# Extracted records start

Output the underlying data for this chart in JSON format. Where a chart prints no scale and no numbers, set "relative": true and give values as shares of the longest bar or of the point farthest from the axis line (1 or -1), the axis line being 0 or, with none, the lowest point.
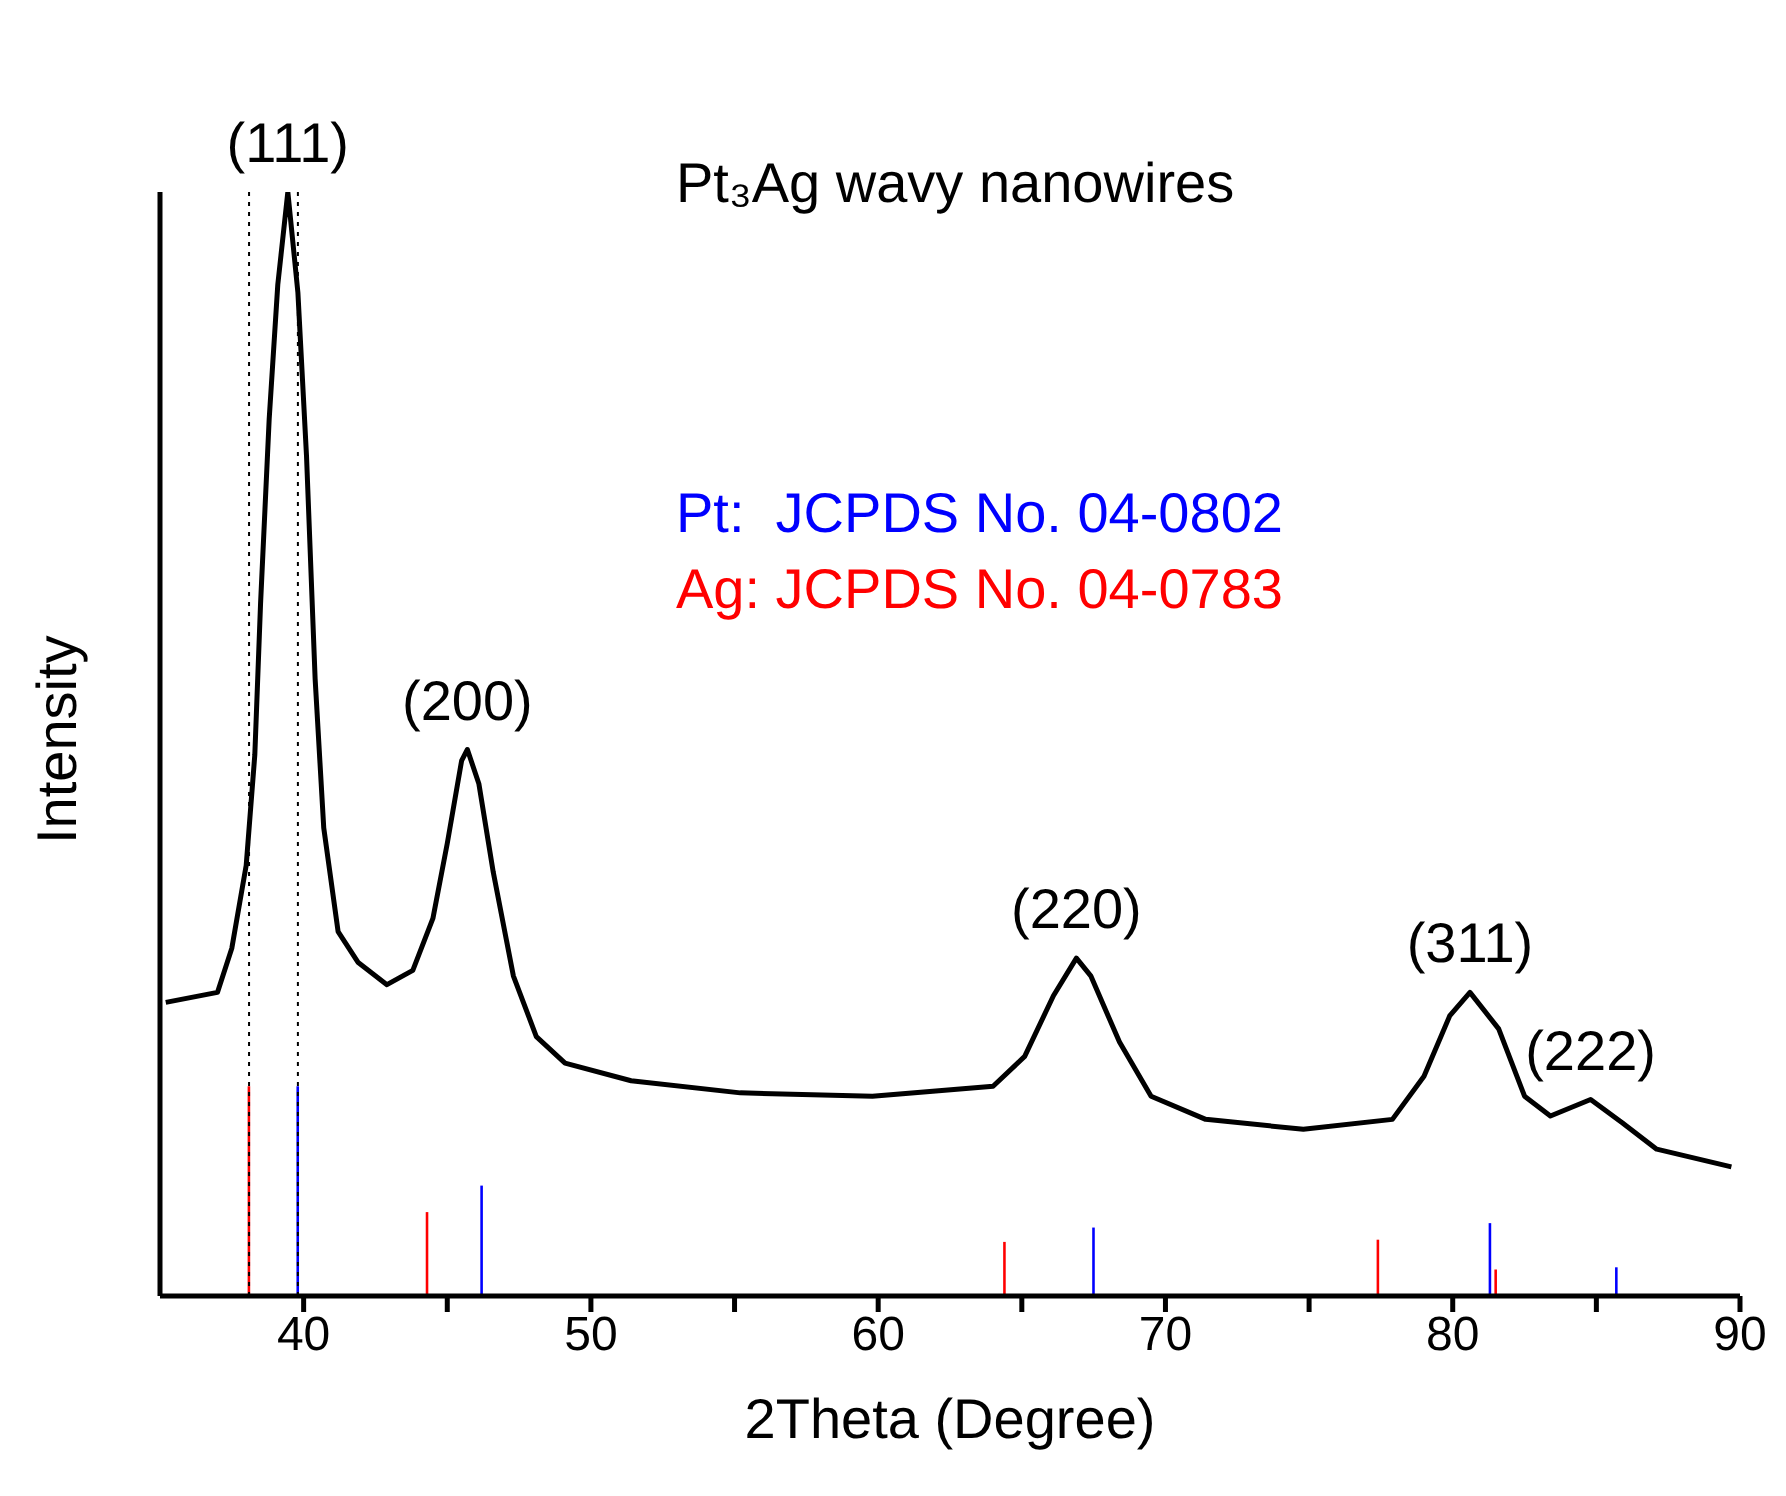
{
  "chart_data": {
    "type": "line",
    "title": "Pt₃Ag wavy nanowires",
    "xlabel": "2Theta (Degree)",
    "ylabel": "Intensity",
    "relative": true,
    "xlim": [
      35,
      90
    ],
    "xticks": [
      40,
      {
        "value": 45,
        "label": null
      },
      50,
      {
        "value": 55,
        "label": null
      },
      60,
      {
        "value": 65,
        "label": null
      },
      70,
      {
        "value": 75,
        "label": null
      },
      80,
      {
        "value": 85,
        "label": null
      },
      90
    ],
    "legend": "right",
    "ref_lines": [
      {
        "axis": "x",
        "value": 38.1,
        "color": "#000000",
        "line_style": "dotted"
      },
      {
        "axis": "x",
        "value": 39.8,
        "color": "#000000",
        "line_style": "dotted"
      }
    ],
    "annotations": [
      {
        "text": "(111)",
        "x": 39.45,
        "y": 1
      },
      {
        "text": "(200)",
        "x": 45.7,
        "y": 0.495
      },
      {
        "text": "(220)",
        "x": 66.9,
        "y": 0.306
      },
      {
        "text": "(311)",
        "x": 80.6,
        "y": 0.275
      },
      {
        "text": "(222)",
        "x": 84.8,
        "y": 0.178
      }
    ],
    "series": [
      {
        "color": "#000000",
        "x": [
          35.2,
          37.0,
          37.5,
          38.0,
          38.3,
          38.5,
          38.8,
          39.1,
          39.45,
          39.8,
          40.1,
          40.4,
          40.7,
          41.2,
          41.9,
          42.9,
          43.8,
          44.5,
          45.0,
          45.5,
          45.7,
          46.1,
          46.6,
          47.3,
          48.1,
          49.1,
          51.4,
          55.2,
          59.8,
          64.0,
          65.1,
          66.1,
          66.9,
          67.4,
          68.4,
          69.5,
          71.4,
          74.8,
          77.9,
          79.0,
          79.9,
          80.6,
          81.6,
          82.5,
          83.4,
          84.8,
          85.9,
          87.1,
          89.7
        ],
        "values": [
          0.266,
          0.275,
          0.315,
          0.39,
          0.49,
          0.627,
          0.794,
          0.916,
          1,
          0.909,
          0.761,
          0.559,
          0.424,
          0.33,
          0.302,
          0.282,
          0.295,
          0.342,
          0.41,
          0.485,
          0.495,
          0.464,
          0.384,
          0.29,
          0.235,
          0.211,
          0.195,
          0.184,
          0.181,
          0.19,
          0.217,
          0.272,
          0.306,
          0.29,
          0.23,
          0.181,
          0.16,
          0.151,
          0.16,
          0.199,
          0.254,
          0.275,
          0.242,
          0.181,
          0.163,
          0.178,
          0.157,
          0.133,
          0.117
        ]
      },
      {
        "type": "bar",
        "name": "Pt:  JCPDS No. 04-0802",
        "color": "#0000ff",
        "x": [
          39.8,
          46.2,
          67.5,
          81.3,
          85.7
        ],
        "values": [
          0.19,
          0.1,
          0.062,
          0.066,
          0.026
        ]
      },
      {
        "type": "bar",
        "name": "Ag: JCPDS No. 04-0783",
        "color": "#ff0000",
        "x": [
          38.1,
          44.3,
          64.4,
          77.4,
          81.5
        ],
        "values": [
          0.19,
          0.076,
          0.049,
          0.051,
          0.024
        ]
      }
    ]
  }
}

# Extracted records end

-- What the exercise asks --
The records above are to be quoted exactly, with all pictures left out.

-- Exercise output --
Output the underlying data for this chart in JSON format. Where a chart prints no scale and no numbers, set "relative": true and give values as shares of the longest bar or of the point farthest from the axis line (1 or -1), the axis line being 0 or, with none, the lowest point.
{
  "chart_data": {
    "type": "line",
    "title": "Pt₃Ag wavy nanowires",
    "xlabel": "2Theta (Degree)",
    "ylabel": "Intensity",
    "relative": true,
    "xlim": [
      35,
      90
    ],
    "xticks": [
      40,
      {
        "value": 45,
        "label": null
      },
      50,
      {
        "value": 55,
        "label": null
      },
      60,
      {
        "value": 65,
        "label": null
      },
      70,
      {
        "value": 75,
        "label": null
      },
      80,
      {
        "value": 85,
        "label": null
      },
      90
    ],
    "legend": "right",
    "ref_lines": [
      {
        "axis": "x",
        "value": 38.1,
        "color": "#000000",
        "line_style": "dotted"
      },
      {
        "axis": "x",
        "value": 39.8,
        "color": "#000000",
        "line_style": "dotted"
      }
    ],
    "annotations": [
      {
        "text": "(111)",
        "x": 39.45,
        "y": 1
      },
      {
        "text": "(200)",
        "x": 45.7,
        "y": 0.495
      },
      {
        "text": "(220)",
        "x": 66.9,
        "y": 0.306
      },
      {
        "text": "(311)",
        "x": 80.6,
        "y": 0.275
      },
      {
        "text": "(222)",
        "x": 84.8,
        "y": 0.178
      }
    ],
    "series": [
      {
        "color": "#000000",
        "x": [
          35.2,
          37.0,
          37.5,
          38.0,
          38.3,
          38.5,
          38.8,
          39.1,
          39.45,
          39.8,
          40.1,
          40.4,
          40.7,
          41.2,
          41.9,
          42.9,
          43.8,
          44.5,
          45.0,
          45.5,
          45.7,
          46.1,
          46.6,
          47.3,
          48.1,
          49.1,
          51.4,
          55.2,
          59.8,
          64.0,
          65.1,
          66.1,
          66.9,
          67.4,
          68.4,
          69.5,
          71.4,
          74.8,
          77.9,
          79.0,
          79.9,
          80.6,
          81.6,
          82.5,
          83.4,
          84.8,
          85.9,
          87.1,
          89.7
        ],
        "values": [
          0.266,
          0.275,
          0.315,
          0.39,
          0.49,
          0.627,
          0.794,
          0.916,
          1,
          0.909,
          0.761,
          0.559,
          0.424,
          0.33,
          0.302,
          0.282,
          0.295,
          0.342,
          0.41,
          0.485,
          0.495,
          0.464,
          0.384,
          0.29,
          0.235,
          0.211,
          0.195,
          0.184,
          0.181,
          0.19,
          0.217,
          0.272,
          0.306,
          0.29,
          0.23,
          0.181,
          0.16,
          0.151,
          0.16,
          0.199,
          0.254,
          0.275,
          0.242,
          0.181,
          0.163,
          0.178,
          0.157,
          0.133,
          0.117
        ]
      },
      {
        "type": "bar",
        "name": "Pt:  JCPDS No. 04-0802",
        "color": "#0000ff",
        "x": [
          39.8,
          46.2,
          67.5,
          81.3,
          85.7
        ],
        "values": [
          0.19,
          0.1,
          0.062,
          0.066,
          0.026
        ]
      },
      {
        "type": "bar",
        "name": "Ag: JCPDS No. 04-0783",
        "color": "#ff0000",
        "x": [
          38.1,
          44.3,
          64.4,
          77.4,
          81.5
        ],
        "values": [
          0.19,
          0.076,
          0.049,
          0.051,
          0.024
        ]
      }
    ]
  }
}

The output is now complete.